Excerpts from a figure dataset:

..............................

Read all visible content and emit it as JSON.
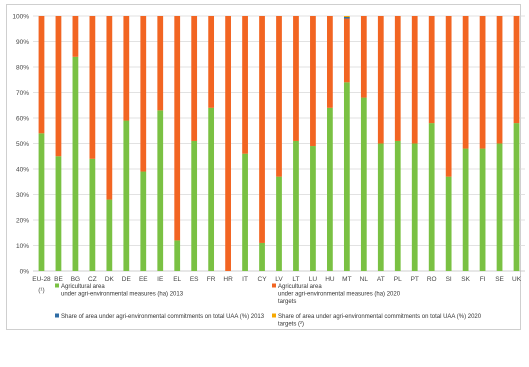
{
  "chart_data": {
    "type": "bar",
    "stacked": true,
    "percent_stacked": true,
    "categories": [
      "EU-28",
      "BE",
      "BG",
      "CZ",
      "DK",
      "DE",
      "EE",
      "IE",
      "EL",
      "ES",
      "FR",
      "HR",
      "IT",
      "CY",
      "LV",
      "LT",
      "LU",
      "HU",
      "MT",
      "NL",
      "AT",
      "PL",
      "PT",
      "RO",
      "SI",
      "SK",
      "FI",
      "SE",
      "UK"
    ],
    "category_note": "(¹)",
    "ylim": [
      0,
      100
    ],
    "ytick_labels": [
      "0%",
      "10%",
      "20%",
      "30%",
      "40%",
      "50%",
      "60%",
      "70%",
      "80%",
      "90%",
      "100%"
    ],
    "grid": true,
    "legend_position": "bottom",
    "series": [
      {
        "name": "Agricultural area under agri-environmental measures (ha) 2013",
        "name_lines": [
          "Agricultural area",
          "under agri-environmental measures (ha) 2013"
        ],
        "color": "#7ac143",
        "values": [
          54,
          45,
          84,
          44,
          28,
          59,
          39,
          63,
          12,
          51,
          64,
          0,
          46,
          11,
          37,
          51,
          49,
          64,
          74,
          68,
          50,
          51,
          50,
          58,
          37,
          48,
          48,
          50,
          58
        ]
      },
      {
        "name": "Agricultural area under agri-environmental measures (ha) 2020 targets",
        "name_lines": [
          "Agricultural area",
          "under agri-environmental measures (ha) 2020",
          "targets"
        ],
        "color": "#f26522",
        "values": [
          46,
          55,
          16,
          56,
          72,
          41,
          61,
          37,
          88,
          49,
          36,
          100,
          54,
          89,
          63,
          49,
          51,
          36,
          25,
          32,
          50,
          49,
          50,
          42,
          63,
          52,
          52,
          50,
          42
        ]
      },
      {
        "name": "Share of area under agri-environmental commitments on total UAA (%) 2013",
        "name_lines": [
          "Share of area under agri-environmental commitments on total UAA (%) 2013"
        ],
        "color": "#2e6ca4",
        "values": [
          0,
          0,
          0,
          0,
          0,
          0,
          0,
          0,
          0,
          0,
          0,
          0,
          0,
          0,
          0,
          0,
          0,
          0,
          0.6,
          0,
          0,
          0,
          0,
          0,
          0,
          0,
          0,
          0,
          0
        ]
      },
      {
        "name": "Share of area under agri-environmental commitments on total UAA (%) 2020 targets (²)",
        "name_lines": [
          "Share of area under agri-environmental commitments on total UAA (%) 2020",
          "targets (²)"
        ],
        "color": "#f7a800",
        "values": [
          0,
          0,
          0,
          0,
          0,
          0,
          0,
          0,
          0,
          0,
          0,
          0,
          0,
          0,
          0,
          0,
          0,
          0,
          0.4,
          0,
          0,
          0,
          0,
          0,
          0,
          0,
          0,
          0,
          0
        ]
      }
    ]
  },
  "colors": {
    "grid": "#d9d9d9",
    "axis": "#bfbfbf"
  }
}
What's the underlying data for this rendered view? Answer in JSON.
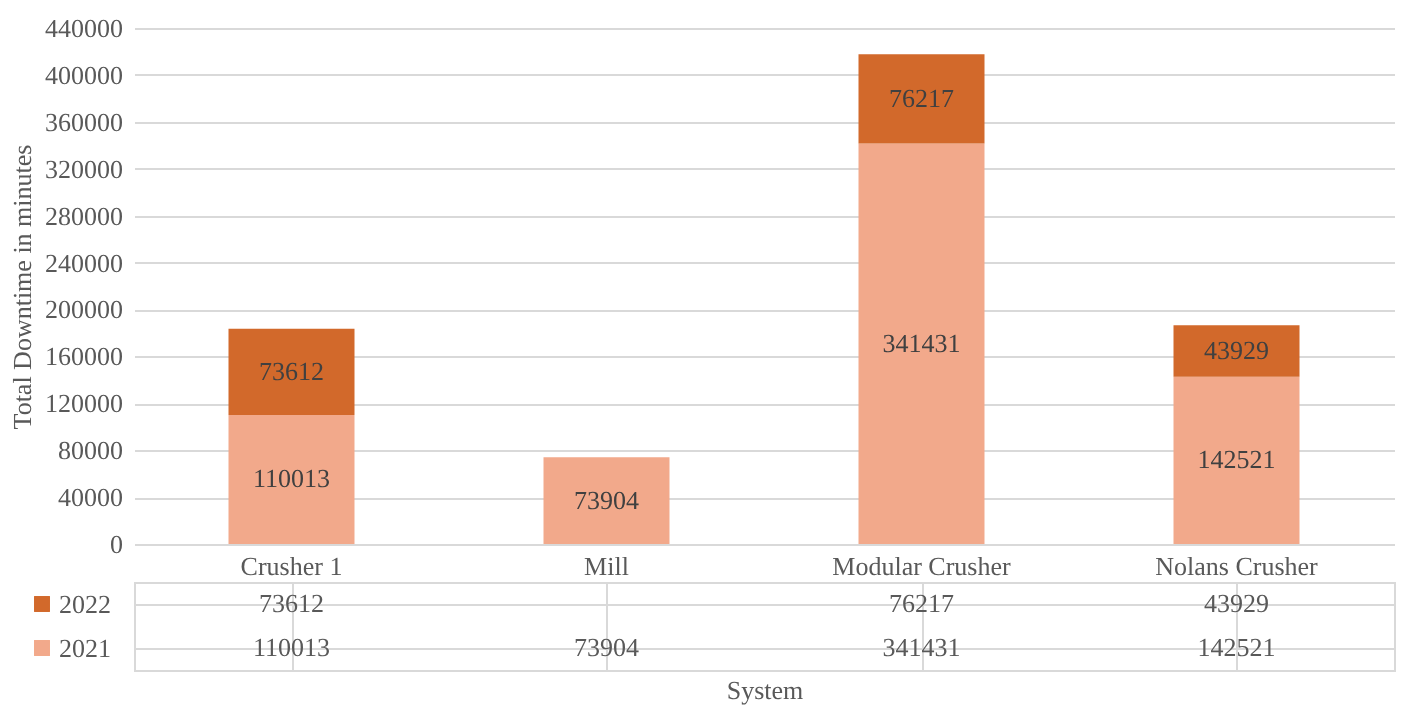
{
  "chart_data": {
    "type": "bar",
    "stacked": true,
    "xlabel": "System",
    "ylabel": "Total Downtime  in minutes",
    "categories": [
      "Crusher 1",
      "Mill",
      "Modular Crusher",
      "Nolans Crusher"
    ],
    "series": [
      {
        "name": "2021",
        "color": "#f2a98b",
        "values": [
          110013,
          73904,
          341431,
          142521
        ],
        "value_labels": [
          "110013",
          "73904",
          "341431",
          "142521"
        ]
      },
      {
        "name": "2022",
        "color": "#d2692b",
        "values": [
          73612,
          null,
          76217,
          43929
        ],
        "value_labels": [
          "73612",
          null,
          "76217",
          "43929"
        ]
      }
    ],
    "ylim": [
      0,
      440000
    ],
    "yticks": [
      0,
      40000,
      80000,
      120000,
      160000,
      200000,
      240000,
      280000,
      320000,
      360000,
      400000,
      440000
    ],
    "grid": "y",
    "data_labels": true,
    "legend": "bottom"
  }
}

..............................

Only the number should be given: how many lines of the data contain the word "Share"?

4